> Written request
Exactly as written, quote every line that follows, skipping the images.

> The data
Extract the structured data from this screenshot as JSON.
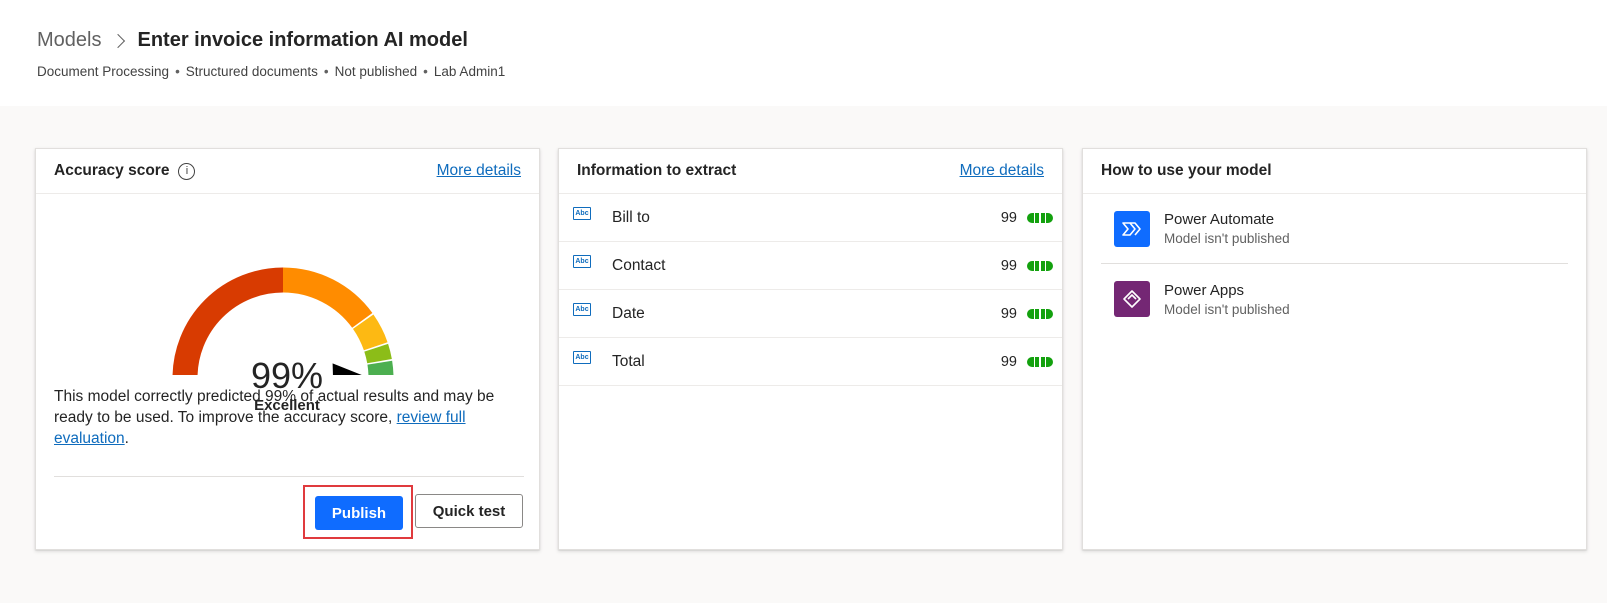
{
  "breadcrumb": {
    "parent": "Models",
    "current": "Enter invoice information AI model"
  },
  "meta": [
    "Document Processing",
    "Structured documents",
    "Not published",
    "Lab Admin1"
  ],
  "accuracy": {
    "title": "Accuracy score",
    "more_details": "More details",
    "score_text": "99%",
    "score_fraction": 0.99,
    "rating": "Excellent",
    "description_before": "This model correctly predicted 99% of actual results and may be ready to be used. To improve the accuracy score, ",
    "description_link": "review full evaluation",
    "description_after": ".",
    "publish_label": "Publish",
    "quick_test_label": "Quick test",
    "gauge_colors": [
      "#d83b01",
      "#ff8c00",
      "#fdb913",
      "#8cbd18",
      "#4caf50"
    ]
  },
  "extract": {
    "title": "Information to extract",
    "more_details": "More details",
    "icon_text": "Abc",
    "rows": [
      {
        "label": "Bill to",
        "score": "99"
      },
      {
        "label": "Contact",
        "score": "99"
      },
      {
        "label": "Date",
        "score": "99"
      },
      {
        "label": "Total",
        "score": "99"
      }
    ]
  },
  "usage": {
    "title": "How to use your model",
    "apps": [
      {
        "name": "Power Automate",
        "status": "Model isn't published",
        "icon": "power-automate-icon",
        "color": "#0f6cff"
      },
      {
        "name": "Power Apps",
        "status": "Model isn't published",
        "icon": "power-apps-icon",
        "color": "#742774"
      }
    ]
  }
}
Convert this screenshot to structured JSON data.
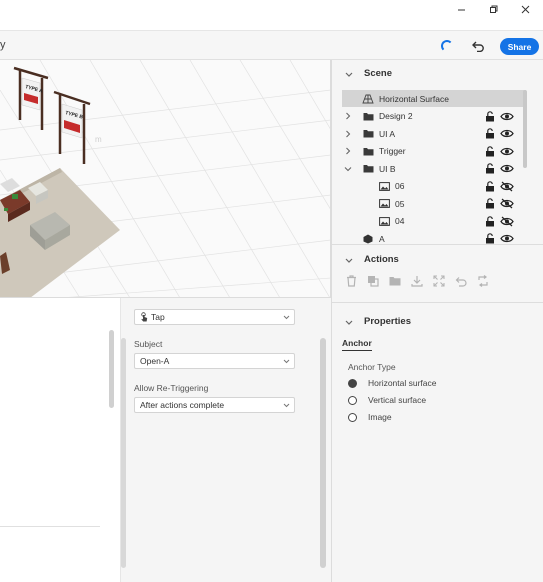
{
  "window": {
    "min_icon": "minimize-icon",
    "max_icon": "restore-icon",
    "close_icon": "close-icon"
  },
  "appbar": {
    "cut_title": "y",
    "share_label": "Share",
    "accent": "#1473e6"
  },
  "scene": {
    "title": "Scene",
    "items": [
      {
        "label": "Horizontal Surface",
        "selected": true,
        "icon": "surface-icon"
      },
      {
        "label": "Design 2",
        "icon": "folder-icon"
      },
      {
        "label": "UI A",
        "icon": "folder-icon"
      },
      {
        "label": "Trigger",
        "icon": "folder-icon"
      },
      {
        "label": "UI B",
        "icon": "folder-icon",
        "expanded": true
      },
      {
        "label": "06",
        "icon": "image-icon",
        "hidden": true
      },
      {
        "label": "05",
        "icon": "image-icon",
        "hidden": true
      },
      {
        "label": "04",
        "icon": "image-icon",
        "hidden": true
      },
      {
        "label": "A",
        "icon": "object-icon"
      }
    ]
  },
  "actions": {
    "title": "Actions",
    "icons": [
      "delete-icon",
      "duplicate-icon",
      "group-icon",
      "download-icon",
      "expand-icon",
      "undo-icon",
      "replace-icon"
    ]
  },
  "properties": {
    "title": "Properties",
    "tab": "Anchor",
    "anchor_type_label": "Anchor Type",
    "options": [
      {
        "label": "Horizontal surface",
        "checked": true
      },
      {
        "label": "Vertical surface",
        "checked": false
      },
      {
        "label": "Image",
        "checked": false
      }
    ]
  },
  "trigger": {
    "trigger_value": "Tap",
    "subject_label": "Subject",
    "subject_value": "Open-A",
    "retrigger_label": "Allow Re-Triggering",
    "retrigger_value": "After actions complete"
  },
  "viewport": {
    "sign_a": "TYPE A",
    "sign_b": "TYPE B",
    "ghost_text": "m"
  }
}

> Written reply
Extract the structured data from this screenshot as JSON.
{
  "breadcrumb": {
    "parent": "Models",
    "current": "Enter invoice information AI model"
  },
  "meta": [
    "Document Processing",
    "Structured documents",
    "Not published",
    "Lab Admin1"
  ],
  "accuracy": {
    "title": "Accuracy score",
    "more_details": "More details",
    "score_text": "99%",
    "score_fraction": 0.99,
    "rating": "Excellent",
    "description_before": "This model correctly predicted 99% of actual results and may be ready to be used. To improve the accuracy score, ",
    "description_link": "review full evaluation",
    "description_after": ".",
    "publish_label": "Publish",
    "quick_test_label": "Quick test",
    "gauge_colors": [
      "#d83b01",
      "#ff8c00",
      "#fdb913",
      "#8cbd18",
      "#4caf50"
    ]
  },
  "extract": {
    "title": "Information to extract",
    "more_details": "More details",
    "icon_text": "Abc",
    "rows": [
      {
        "label": "Bill to",
        "score": "99"
      },
      {
        "label": "Contact",
        "score": "99"
      },
      {
        "label": "Date",
        "score": "99"
      },
      {
        "label": "Total",
        "score": "99"
      }
    ]
  },
  "usage": {
    "title": "How to use your model",
    "apps": [
      {
        "name": "Power Automate",
        "status": "Model isn't published",
        "icon": "power-automate-icon",
        "color": "#0f6cff"
      },
      {
        "name": "Power Apps",
        "status": "Model isn't published",
        "icon": "power-apps-icon",
        "color": "#742774"
      }
    ]
  }
}
Convert this screenshot to structured JSON data.
{
  "window": {
    "min_icon": "minimize-icon",
    "max_icon": "restore-icon",
    "close_icon": "close-icon"
  },
  "appbar": {
    "cut_title": "y",
    "share_label": "Share",
    "accent": "#1473e6"
  },
  "scene": {
    "title": "Scene",
    "items": [
      {
        "label": "Horizontal Surface",
        "selected": true,
        "icon": "surface-icon"
      },
      {
        "label": "Design 2",
        "icon": "folder-icon"
      },
      {
        "label": "UI A",
        "icon": "folder-icon"
      },
      {
        "label": "Trigger",
        "icon": "folder-icon"
      },
      {
        "label": "UI B",
        "icon": "folder-icon",
        "expanded": true
      },
      {
        "label": "06",
        "icon": "image-icon",
        "hidden": true
      },
      {
        "label": "05",
        "icon": "image-icon",
        "hidden": true
      },
      {
        "label": "04",
        "icon": "image-icon",
        "hidden": true
      },
      {
        "label": "A",
        "icon": "object-icon"
      }
    ]
  },
  "actions": {
    "title": "Actions",
    "icons": [
      "delete-icon",
      "duplicate-icon",
      "group-icon",
      "download-icon",
      "expand-icon",
      "undo-icon",
      "replace-icon"
    ]
  },
  "properties": {
    "title": "Properties",
    "tab": "Anchor",
    "anchor_type_label": "Anchor Type",
    "options": [
      {
        "label": "Horizontal surface",
        "checked": true
      },
      {
        "label": "Vertical surface",
        "checked": false
      },
      {
        "label": "Image",
        "checked": false
      }
    ]
  },
  "trigger": {
    "trigger_value": "Tap",
    "subject_label": "Subject",
    "subject_value": "Open-A",
    "retrigger_label": "Allow Re-Triggering",
    "retrigger_value": "After actions complete"
  },
  "viewport": {
    "sign_a": "TYPE A",
    "sign_b": "TYPE B",
    "ghost_text": "m"
  }
}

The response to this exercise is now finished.